____ Supplied records
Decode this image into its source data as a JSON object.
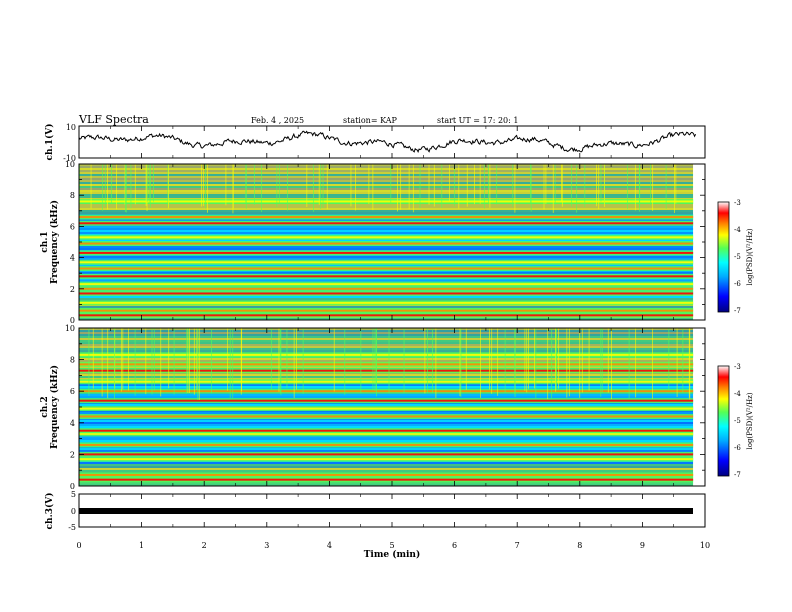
{
  "header": {
    "title": "VLF Spectra",
    "date": "Feb. 4 , 2025",
    "station": "station= KAP",
    "start": "start  UT =   17: 20: 1"
  },
  "chart_data": [
    {
      "type": "line",
      "name": "ch1-waveform",
      "ylabel": "ch.1(V)",
      "ylim": [
        -10,
        10
      ],
      "yticks": [
        "10",
        "-10"
      ],
      "xlim": [
        0,
        10
      ],
      "data_extent_min": 9.85,
      "note_shape": "noisy waveform oscillating between about -6 and 8 V"
    },
    {
      "type": "heatmap",
      "name": "ch1-spectrogram",
      "ylabel_line1": "ch.1",
      "ylabel_line2": "Frequency (kHz)",
      "ylim": [
        0,
        10
      ],
      "yticks": [
        "0",
        "2",
        "4",
        "6",
        "8",
        "10"
      ],
      "xlim": [
        0,
        10
      ],
      "colorbar": {
        "label": "log(PSD)(V²/Hz)",
        "range": [
          -7,
          -3
        ],
        "ticks": [
          "-3",
          "-4",
          "-5",
          "-6",
          "-7"
        ]
      },
      "bands_khz": [
        0.3,
        0.6,
        1.1,
        1.7,
        2.0,
        2.3,
        2.8,
        3.3,
        3.7,
        4.3,
        4.9,
        5.3,
        6.2,
        6.6,
        7.6
      ]
    },
    {
      "type": "heatmap",
      "name": "ch2-spectrogram",
      "ylabel_line1": "ch.2",
      "ylabel_line2": "Frequency (kHz)",
      "ylim": [
        0,
        10
      ],
      "yticks": [
        "0",
        "2",
        "4",
        "6",
        "8",
        "10"
      ],
      "xlim": [
        0,
        10
      ],
      "colorbar": {
        "label": "log(PSD)(V²/Hz)",
        "range": [
          -7,
          -3
        ],
        "ticks": [
          "-3",
          "-4",
          "-5",
          "-6",
          "-7"
        ]
      },
      "bands_khz": [
        0.4,
        0.7,
        1.7,
        2.0,
        2.6,
        3.3,
        3.5,
        4.4,
        4.9,
        5.4,
        6.0,
        6.6,
        7.3,
        7.7,
        8.3
      ]
    },
    {
      "type": "line",
      "name": "ch3-level",
      "ylabel": "ch.3(V)",
      "ylim": [
        -5,
        5
      ],
      "yticks": [
        "5",
        "0",
        "-5"
      ],
      "xlim": [
        0,
        10
      ],
      "constant_value": 0
    }
  ],
  "xaxis": {
    "label": "Time  (min)",
    "ticks": [
      "0",
      "1",
      "2",
      "3",
      "4",
      "5",
      "6",
      "7",
      "8",
      "9",
      "10"
    ]
  },
  "colors": {
    "frame": "#000000",
    "background": "#ffffff",
    "colormap": [
      "#000080",
      "#0000ff",
      "#00aaff",
      "#00ffff",
      "#55ff55",
      "#ffff00",
      "#ff8800",
      "#ff0000",
      "#ffffff"
    ]
  }
}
________
## Goal of the exercise
Write out the data precisely as given, excluding the pictures.

## Exercise output
Decode this image into its source data as a JSON object.
{
  "header": {
    "title": "VLF Spectra",
    "date": "Feb. 4 , 2025",
    "station": "station= KAP",
    "start": "start  UT =   17: 20: 1"
  },
  "chart_data": [
    {
      "type": "line",
      "name": "ch1-waveform",
      "ylabel": "ch.1(V)",
      "ylim": [
        -10,
        10
      ],
      "yticks": [
        "10",
        "-10"
      ],
      "xlim": [
        0,
        10
      ],
      "data_extent_min": 9.85,
      "note_shape": "noisy waveform oscillating between about -6 and 8 V"
    },
    {
      "type": "heatmap",
      "name": "ch1-spectrogram",
      "ylabel_line1": "ch.1",
      "ylabel_line2": "Frequency (kHz)",
      "ylim": [
        0,
        10
      ],
      "yticks": [
        "0",
        "2",
        "4",
        "6",
        "8",
        "10"
      ],
      "xlim": [
        0,
        10
      ],
      "colorbar": {
        "label": "log(PSD)(V²/Hz)",
        "range": [
          -7,
          -3
        ],
        "ticks": [
          "-3",
          "-4",
          "-5",
          "-6",
          "-7"
        ]
      },
      "bands_khz": [
        0.3,
        0.6,
        1.1,
        1.7,
        2.0,
        2.3,
        2.8,
        3.3,
        3.7,
        4.3,
        4.9,
        5.3,
        6.2,
        6.6,
        7.6
      ]
    },
    {
      "type": "heatmap",
      "name": "ch2-spectrogram",
      "ylabel_line1": "ch.2",
      "ylabel_line2": "Frequency (kHz)",
      "ylim": [
        0,
        10
      ],
      "yticks": [
        "0",
        "2",
        "4",
        "6",
        "8",
        "10"
      ],
      "xlim": [
        0,
        10
      ],
      "colorbar": {
        "label": "log(PSD)(V²/Hz)",
        "range": [
          -7,
          -3
        ],
        "ticks": [
          "-3",
          "-4",
          "-5",
          "-6",
          "-7"
        ]
      },
      "bands_khz": [
        0.4,
        0.7,
        1.7,
        2.0,
        2.6,
        3.3,
        3.5,
        4.4,
        4.9,
        5.4,
        6.0,
        6.6,
        7.3,
        7.7,
        8.3
      ]
    },
    {
      "type": "line",
      "name": "ch3-level",
      "ylabel": "ch.3(V)",
      "ylim": [
        -5,
        5
      ],
      "yticks": [
        "5",
        "0",
        "-5"
      ],
      "xlim": [
        0,
        10
      ],
      "constant_value": 0
    }
  ],
  "xaxis": {
    "label": "Time  (min)",
    "ticks": [
      "0",
      "1",
      "2",
      "3",
      "4",
      "5",
      "6",
      "7",
      "8",
      "9",
      "10"
    ]
  },
  "colors": {
    "frame": "#000000",
    "background": "#ffffff",
    "colormap": [
      "#000080",
      "#0000ff",
      "#00aaff",
      "#00ffff",
      "#55ff55",
      "#ffff00",
      "#ff8800",
      "#ff0000",
      "#ffffff"
    ]
  }
}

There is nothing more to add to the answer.